Records that describe figures
--

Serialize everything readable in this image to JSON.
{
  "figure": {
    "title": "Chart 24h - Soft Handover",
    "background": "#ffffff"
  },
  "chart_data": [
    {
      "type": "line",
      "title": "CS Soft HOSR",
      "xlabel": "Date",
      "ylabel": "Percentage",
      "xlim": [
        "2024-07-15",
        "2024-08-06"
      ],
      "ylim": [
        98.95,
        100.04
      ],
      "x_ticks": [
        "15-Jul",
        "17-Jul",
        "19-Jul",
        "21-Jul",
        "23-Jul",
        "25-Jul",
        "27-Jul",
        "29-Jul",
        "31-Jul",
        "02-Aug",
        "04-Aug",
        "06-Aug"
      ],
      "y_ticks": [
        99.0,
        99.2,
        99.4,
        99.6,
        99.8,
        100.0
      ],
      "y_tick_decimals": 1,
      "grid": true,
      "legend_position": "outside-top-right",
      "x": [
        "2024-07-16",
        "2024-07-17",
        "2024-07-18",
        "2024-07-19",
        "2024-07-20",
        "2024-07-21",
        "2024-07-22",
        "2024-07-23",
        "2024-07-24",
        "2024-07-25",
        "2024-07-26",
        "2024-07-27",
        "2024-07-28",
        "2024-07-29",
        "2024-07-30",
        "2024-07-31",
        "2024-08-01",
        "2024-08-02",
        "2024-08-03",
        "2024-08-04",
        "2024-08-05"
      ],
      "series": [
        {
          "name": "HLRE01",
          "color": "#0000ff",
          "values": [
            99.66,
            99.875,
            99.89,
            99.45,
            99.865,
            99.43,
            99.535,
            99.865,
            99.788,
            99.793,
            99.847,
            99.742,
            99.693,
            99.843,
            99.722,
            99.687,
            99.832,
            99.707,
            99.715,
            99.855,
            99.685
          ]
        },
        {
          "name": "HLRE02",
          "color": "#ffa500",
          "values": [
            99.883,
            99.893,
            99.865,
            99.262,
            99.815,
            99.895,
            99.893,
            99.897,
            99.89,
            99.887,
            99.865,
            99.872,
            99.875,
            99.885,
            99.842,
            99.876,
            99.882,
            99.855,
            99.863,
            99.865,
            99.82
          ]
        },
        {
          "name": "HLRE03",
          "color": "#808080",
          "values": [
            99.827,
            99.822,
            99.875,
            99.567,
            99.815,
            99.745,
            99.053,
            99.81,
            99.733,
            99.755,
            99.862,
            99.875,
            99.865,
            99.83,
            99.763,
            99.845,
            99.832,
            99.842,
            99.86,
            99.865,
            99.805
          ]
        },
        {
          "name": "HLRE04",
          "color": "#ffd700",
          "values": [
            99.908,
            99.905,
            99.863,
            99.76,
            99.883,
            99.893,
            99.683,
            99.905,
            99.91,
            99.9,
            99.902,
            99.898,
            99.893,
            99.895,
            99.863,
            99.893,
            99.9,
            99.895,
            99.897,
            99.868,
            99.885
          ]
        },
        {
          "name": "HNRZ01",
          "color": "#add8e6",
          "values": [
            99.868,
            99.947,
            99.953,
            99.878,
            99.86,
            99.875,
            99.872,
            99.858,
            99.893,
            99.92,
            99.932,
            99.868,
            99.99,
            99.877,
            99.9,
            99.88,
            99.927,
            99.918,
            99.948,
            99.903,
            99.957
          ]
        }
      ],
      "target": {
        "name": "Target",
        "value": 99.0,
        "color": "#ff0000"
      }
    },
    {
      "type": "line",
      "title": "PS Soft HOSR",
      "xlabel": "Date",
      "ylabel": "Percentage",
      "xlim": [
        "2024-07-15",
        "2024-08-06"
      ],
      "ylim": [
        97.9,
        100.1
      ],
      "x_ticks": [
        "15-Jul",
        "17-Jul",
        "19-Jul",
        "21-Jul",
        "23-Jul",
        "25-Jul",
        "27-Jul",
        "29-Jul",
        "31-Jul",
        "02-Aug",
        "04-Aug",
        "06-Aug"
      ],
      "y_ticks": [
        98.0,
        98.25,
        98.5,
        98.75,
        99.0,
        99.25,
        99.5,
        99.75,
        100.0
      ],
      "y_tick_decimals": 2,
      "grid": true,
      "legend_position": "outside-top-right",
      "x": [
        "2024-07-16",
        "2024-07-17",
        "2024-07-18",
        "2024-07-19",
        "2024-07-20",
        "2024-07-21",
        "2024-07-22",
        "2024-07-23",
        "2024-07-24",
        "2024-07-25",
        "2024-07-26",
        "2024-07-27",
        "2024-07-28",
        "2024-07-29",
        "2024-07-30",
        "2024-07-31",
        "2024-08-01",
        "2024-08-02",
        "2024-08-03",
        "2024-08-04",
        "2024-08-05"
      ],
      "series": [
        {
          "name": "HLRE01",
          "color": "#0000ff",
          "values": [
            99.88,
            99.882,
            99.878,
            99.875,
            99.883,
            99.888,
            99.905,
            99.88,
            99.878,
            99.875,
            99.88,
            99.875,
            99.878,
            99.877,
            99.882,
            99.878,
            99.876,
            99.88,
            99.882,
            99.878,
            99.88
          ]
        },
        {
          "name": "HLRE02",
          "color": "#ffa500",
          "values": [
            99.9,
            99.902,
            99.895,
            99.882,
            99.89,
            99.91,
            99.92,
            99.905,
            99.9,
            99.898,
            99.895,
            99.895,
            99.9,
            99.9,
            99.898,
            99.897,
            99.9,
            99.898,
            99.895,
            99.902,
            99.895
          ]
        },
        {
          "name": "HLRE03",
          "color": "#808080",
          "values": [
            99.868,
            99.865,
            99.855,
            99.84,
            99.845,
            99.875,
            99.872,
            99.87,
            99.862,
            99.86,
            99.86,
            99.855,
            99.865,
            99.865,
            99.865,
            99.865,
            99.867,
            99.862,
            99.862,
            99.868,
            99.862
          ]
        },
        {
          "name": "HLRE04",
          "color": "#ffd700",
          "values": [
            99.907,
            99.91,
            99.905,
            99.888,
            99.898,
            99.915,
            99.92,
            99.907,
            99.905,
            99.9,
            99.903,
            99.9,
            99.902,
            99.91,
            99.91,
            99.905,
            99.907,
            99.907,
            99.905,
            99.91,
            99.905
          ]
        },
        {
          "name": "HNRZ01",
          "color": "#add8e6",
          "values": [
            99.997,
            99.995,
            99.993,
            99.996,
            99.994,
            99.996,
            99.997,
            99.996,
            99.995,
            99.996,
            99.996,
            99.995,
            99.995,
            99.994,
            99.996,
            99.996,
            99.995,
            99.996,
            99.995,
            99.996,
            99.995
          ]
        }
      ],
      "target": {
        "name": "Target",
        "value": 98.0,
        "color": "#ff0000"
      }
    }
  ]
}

--

To be done ::
Copy every line of the material, please, keeping it exactly the same.

Output for this exercise ::
Serialize everything readable in this image to JSON.
{
  "figure": {
    "title": "Chart 24h - Soft Handover",
    "background": "#ffffff"
  },
  "chart_data": [
    {
      "type": "line",
      "title": "CS Soft HOSR",
      "xlabel": "Date",
      "ylabel": "Percentage",
      "xlim": [
        "2024-07-15",
        "2024-08-06"
      ],
      "ylim": [
        98.95,
        100.04
      ],
      "x_ticks": [
        "15-Jul",
        "17-Jul",
        "19-Jul",
        "21-Jul",
        "23-Jul",
        "25-Jul",
        "27-Jul",
        "29-Jul",
        "31-Jul",
        "02-Aug",
        "04-Aug",
        "06-Aug"
      ],
      "y_ticks": [
        99.0,
        99.2,
        99.4,
        99.6,
        99.8,
        100.0
      ],
      "y_tick_decimals": 1,
      "grid": true,
      "legend_position": "outside-top-right",
      "x": [
        "2024-07-16",
        "2024-07-17",
        "2024-07-18",
        "2024-07-19",
        "2024-07-20",
        "2024-07-21",
        "2024-07-22",
        "2024-07-23",
        "2024-07-24",
        "2024-07-25",
        "2024-07-26",
        "2024-07-27",
        "2024-07-28",
        "2024-07-29",
        "2024-07-30",
        "2024-07-31",
        "2024-08-01",
        "2024-08-02",
        "2024-08-03",
        "2024-08-04",
        "2024-08-05"
      ],
      "series": [
        {
          "name": "HLRE01",
          "color": "#0000ff",
          "values": [
            99.66,
            99.875,
            99.89,
            99.45,
            99.865,
            99.43,
            99.535,
            99.865,
            99.788,
            99.793,
            99.847,
            99.742,
            99.693,
            99.843,
            99.722,
            99.687,
            99.832,
            99.707,
            99.715,
            99.855,
            99.685
          ]
        },
        {
          "name": "HLRE02",
          "color": "#ffa500",
          "values": [
            99.883,
            99.893,
            99.865,
            99.262,
            99.815,
            99.895,
            99.893,
            99.897,
            99.89,
            99.887,
            99.865,
            99.872,
            99.875,
            99.885,
            99.842,
            99.876,
            99.882,
            99.855,
            99.863,
            99.865,
            99.82
          ]
        },
        {
          "name": "HLRE03",
          "color": "#808080",
          "values": [
            99.827,
            99.822,
            99.875,
            99.567,
            99.815,
            99.745,
            99.053,
            99.81,
            99.733,
            99.755,
            99.862,
            99.875,
            99.865,
            99.83,
            99.763,
            99.845,
            99.832,
            99.842,
            99.86,
            99.865,
            99.805
          ]
        },
        {
          "name": "HLRE04",
          "color": "#ffd700",
          "values": [
            99.908,
            99.905,
            99.863,
            99.76,
            99.883,
            99.893,
            99.683,
            99.905,
            99.91,
            99.9,
            99.902,
            99.898,
            99.893,
            99.895,
            99.863,
            99.893,
            99.9,
            99.895,
            99.897,
            99.868,
            99.885
          ]
        },
        {
          "name": "HNRZ01",
          "color": "#add8e6",
          "values": [
            99.868,
            99.947,
            99.953,
            99.878,
            99.86,
            99.875,
            99.872,
            99.858,
            99.893,
            99.92,
            99.932,
            99.868,
            99.99,
            99.877,
            99.9,
            99.88,
            99.927,
            99.918,
            99.948,
            99.903,
            99.957
          ]
        }
      ],
      "target": {
        "name": "Target",
        "value": 99.0,
        "color": "#ff0000"
      }
    },
    {
      "type": "line",
      "title": "PS Soft HOSR",
      "xlabel": "Date",
      "ylabel": "Percentage",
      "xlim": [
        "2024-07-15",
        "2024-08-06"
      ],
      "ylim": [
        97.9,
        100.1
      ],
      "x_ticks": [
        "15-Jul",
        "17-Jul",
        "19-Jul",
        "21-Jul",
        "23-Jul",
        "25-Jul",
        "27-Jul",
        "29-Jul",
        "31-Jul",
        "02-Aug",
        "04-Aug",
        "06-Aug"
      ],
      "y_ticks": [
        98.0,
        98.25,
        98.5,
        98.75,
        99.0,
        99.25,
        99.5,
        99.75,
        100.0
      ],
      "y_tick_decimals": 2,
      "grid": true,
      "legend_position": "outside-top-right",
      "x": [
        "2024-07-16",
        "2024-07-17",
        "2024-07-18",
        "2024-07-19",
        "2024-07-20",
        "2024-07-21",
        "2024-07-22",
        "2024-07-23",
        "2024-07-24",
        "2024-07-25",
        "2024-07-26",
        "2024-07-27",
        "2024-07-28",
        "2024-07-29",
        "2024-07-30",
        "2024-07-31",
        "2024-08-01",
        "2024-08-02",
        "2024-08-03",
        "2024-08-04",
        "2024-08-05"
      ],
      "series": [
        {
          "name": "HLRE01",
          "color": "#0000ff",
          "values": [
            99.88,
            99.882,
            99.878,
            99.875,
            99.883,
            99.888,
            99.905,
            99.88,
            99.878,
            99.875,
            99.88,
            99.875,
            99.878,
            99.877,
            99.882,
            99.878,
            99.876,
            99.88,
            99.882,
            99.878,
            99.88
          ]
        },
        {
          "name": "HLRE02",
          "color": "#ffa500",
          "values": [
            99.9,
            99.902,
            99.895,
            99.882,
            99.89,
            99.91,
            99.92,
            99.905,
            99.9,
            99.898,
            99.895,
            99.895,
            99.9,
            99.9,
            99.898,
            99.897,
            99.9,
            99.898,
            99.895,
            99.902,
            99.895
          ]
        },
        {
          "name": "HLRE03",
          "color": "#808080",
          "values": [
            99.868,
            99.865,
            99.855,
            99.84,
            99.845,
            99.875,
            99.872,
            99.87,
            99.862,
            99.86,
            99.86,
            99.855,
            99.865,
            99.865,
            99.865,
            99.865,
            99.867,
            99.862,
            99.862,
            99.868,
            99.862
          ]
        },
        {
          "name": "HLRE04",
          "color": "#ffd700",
          "values": [
            99.907,
            99.91,
            99.905,
            99.888,
            99.898,
            99.915,
            99.92,
            99.907,
            99.905,
            99.9,
            99.903,
            99.9,
            99.902,
            99.91,
            99.91,
            99.905,
            99.907,
            99.907,
            99.905,
            99.91,
            99.905
          ]
        },
        {
          "name": "HNRZ01",
          "color": "#add8e6",
          "values": [
            99.997,
            99.995,
            99.993,
            99.996,
            99.994,
            99.996,
            99.997,
            99.996,
            99.995,
            99.996,
            99.996,
            99.995,
            99.995,
            99.994,
            99.996,
            99.996,
            99.995,
            99.996,
            99.995,
            99.996,
            99.995
          ]
        }
      ],
      "target": {
        "name": "Target",
        "value": 98.0,
        "color": "#ff0000"
      }
    }
  ]
}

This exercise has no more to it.